* **TASK**: Search the data below for "JSON"; list each line that holds it.

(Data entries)
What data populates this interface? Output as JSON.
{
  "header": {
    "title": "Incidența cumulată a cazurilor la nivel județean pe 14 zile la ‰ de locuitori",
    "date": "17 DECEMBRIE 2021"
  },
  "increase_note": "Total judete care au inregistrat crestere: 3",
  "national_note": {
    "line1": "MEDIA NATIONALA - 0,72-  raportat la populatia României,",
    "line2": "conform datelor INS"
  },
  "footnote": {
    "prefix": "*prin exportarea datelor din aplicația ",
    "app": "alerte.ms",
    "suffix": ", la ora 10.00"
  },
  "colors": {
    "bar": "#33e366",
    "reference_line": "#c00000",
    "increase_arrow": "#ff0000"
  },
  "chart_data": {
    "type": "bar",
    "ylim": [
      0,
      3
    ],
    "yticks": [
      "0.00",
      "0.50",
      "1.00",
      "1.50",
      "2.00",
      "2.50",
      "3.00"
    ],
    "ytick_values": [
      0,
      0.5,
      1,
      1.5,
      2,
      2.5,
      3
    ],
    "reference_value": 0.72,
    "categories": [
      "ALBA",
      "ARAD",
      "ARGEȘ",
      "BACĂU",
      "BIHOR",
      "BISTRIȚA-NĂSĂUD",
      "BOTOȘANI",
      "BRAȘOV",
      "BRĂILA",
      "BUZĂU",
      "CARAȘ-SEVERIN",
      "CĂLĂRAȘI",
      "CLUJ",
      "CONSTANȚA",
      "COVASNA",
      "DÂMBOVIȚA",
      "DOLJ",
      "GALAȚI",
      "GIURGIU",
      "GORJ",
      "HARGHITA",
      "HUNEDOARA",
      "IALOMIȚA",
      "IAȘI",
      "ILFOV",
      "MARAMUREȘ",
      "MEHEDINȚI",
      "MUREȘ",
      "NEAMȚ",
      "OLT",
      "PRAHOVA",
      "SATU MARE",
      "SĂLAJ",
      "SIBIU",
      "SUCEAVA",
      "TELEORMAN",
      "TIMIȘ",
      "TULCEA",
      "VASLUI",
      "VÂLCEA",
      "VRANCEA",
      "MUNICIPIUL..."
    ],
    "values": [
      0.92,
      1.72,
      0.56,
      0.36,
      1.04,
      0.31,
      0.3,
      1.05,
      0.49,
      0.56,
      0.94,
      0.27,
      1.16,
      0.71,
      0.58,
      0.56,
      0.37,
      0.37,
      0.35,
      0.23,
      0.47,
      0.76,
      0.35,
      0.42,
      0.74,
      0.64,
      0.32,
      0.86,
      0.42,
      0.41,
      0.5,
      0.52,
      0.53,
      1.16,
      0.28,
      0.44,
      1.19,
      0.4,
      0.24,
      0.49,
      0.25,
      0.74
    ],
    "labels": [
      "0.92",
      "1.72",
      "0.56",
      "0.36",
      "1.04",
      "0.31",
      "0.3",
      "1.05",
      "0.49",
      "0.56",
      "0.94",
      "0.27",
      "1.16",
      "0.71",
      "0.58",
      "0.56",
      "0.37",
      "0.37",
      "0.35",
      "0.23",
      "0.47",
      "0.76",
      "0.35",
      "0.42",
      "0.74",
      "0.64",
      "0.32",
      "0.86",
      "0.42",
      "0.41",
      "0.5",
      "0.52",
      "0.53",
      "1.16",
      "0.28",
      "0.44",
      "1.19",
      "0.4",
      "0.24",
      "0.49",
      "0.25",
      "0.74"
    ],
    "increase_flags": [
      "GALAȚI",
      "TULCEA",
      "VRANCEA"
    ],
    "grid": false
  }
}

==

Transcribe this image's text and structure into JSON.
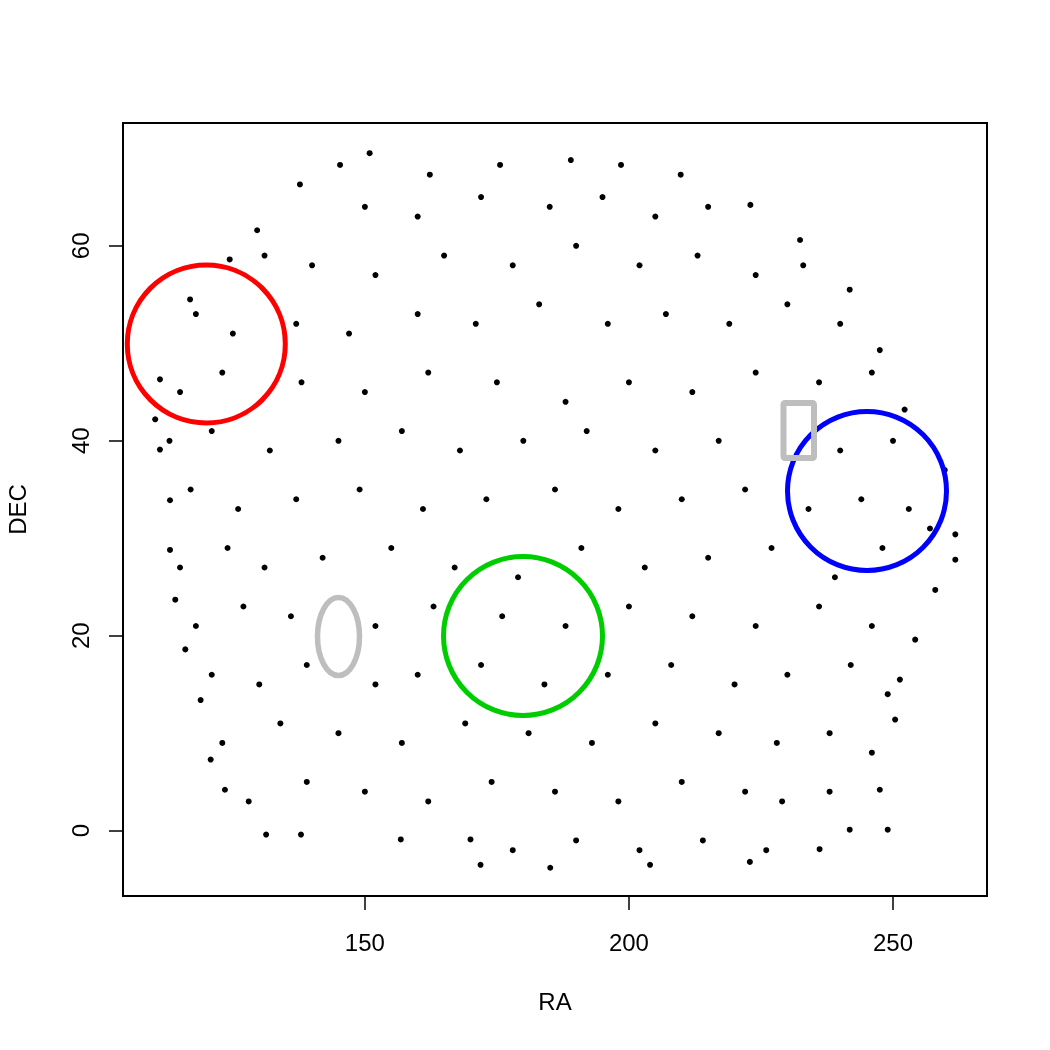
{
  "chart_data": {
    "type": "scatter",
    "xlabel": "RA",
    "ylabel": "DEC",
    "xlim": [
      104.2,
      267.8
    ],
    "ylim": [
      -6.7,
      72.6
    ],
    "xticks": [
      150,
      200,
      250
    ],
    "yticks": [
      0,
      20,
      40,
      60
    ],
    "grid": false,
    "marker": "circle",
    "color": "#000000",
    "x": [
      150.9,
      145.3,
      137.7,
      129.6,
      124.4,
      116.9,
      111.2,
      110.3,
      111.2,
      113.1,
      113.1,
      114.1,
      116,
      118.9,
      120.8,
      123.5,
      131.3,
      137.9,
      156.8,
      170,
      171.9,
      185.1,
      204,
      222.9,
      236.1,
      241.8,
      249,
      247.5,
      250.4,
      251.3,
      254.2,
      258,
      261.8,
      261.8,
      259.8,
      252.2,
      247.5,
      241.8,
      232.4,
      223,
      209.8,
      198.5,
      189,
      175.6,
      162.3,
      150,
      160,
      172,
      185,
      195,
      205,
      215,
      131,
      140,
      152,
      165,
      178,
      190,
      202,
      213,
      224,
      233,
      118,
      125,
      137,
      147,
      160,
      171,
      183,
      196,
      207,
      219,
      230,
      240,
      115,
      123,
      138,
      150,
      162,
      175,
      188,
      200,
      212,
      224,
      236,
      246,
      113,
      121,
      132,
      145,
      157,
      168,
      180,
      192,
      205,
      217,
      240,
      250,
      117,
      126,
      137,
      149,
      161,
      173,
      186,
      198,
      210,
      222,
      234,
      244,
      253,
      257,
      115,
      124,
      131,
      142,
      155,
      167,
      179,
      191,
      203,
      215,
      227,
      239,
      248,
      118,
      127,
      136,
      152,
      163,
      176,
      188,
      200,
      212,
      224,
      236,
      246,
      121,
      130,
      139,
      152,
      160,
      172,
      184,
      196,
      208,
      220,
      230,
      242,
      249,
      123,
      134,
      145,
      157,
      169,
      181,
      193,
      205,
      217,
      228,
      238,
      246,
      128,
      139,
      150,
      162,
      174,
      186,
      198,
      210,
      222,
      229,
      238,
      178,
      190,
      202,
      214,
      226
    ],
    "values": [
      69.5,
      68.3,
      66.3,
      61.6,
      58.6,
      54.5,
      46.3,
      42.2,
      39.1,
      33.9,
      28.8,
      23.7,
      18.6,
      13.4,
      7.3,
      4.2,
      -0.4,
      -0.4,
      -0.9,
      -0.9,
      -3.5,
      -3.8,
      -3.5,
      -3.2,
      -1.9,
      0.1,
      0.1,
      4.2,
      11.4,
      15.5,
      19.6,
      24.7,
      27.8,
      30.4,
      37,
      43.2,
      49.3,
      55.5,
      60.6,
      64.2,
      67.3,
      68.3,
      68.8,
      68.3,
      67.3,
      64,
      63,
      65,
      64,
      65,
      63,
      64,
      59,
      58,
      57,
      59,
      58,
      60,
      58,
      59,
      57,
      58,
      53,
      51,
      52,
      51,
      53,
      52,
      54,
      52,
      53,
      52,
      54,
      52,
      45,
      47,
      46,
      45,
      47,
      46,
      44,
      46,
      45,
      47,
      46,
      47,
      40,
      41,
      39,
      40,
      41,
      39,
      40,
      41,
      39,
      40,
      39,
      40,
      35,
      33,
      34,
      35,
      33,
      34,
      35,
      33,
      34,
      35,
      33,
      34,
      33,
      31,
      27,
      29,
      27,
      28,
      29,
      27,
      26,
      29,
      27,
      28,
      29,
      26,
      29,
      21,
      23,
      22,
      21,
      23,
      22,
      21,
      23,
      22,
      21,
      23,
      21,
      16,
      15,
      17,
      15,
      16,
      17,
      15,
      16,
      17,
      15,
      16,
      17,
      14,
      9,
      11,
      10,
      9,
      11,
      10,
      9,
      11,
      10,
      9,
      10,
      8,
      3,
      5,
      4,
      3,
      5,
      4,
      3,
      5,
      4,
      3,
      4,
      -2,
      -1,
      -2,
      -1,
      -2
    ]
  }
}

* **SOLUTION TO THIS PROBLEM**:
What data populates this interface? Output as JSON.
Transcribe this image's text and structure into JSON.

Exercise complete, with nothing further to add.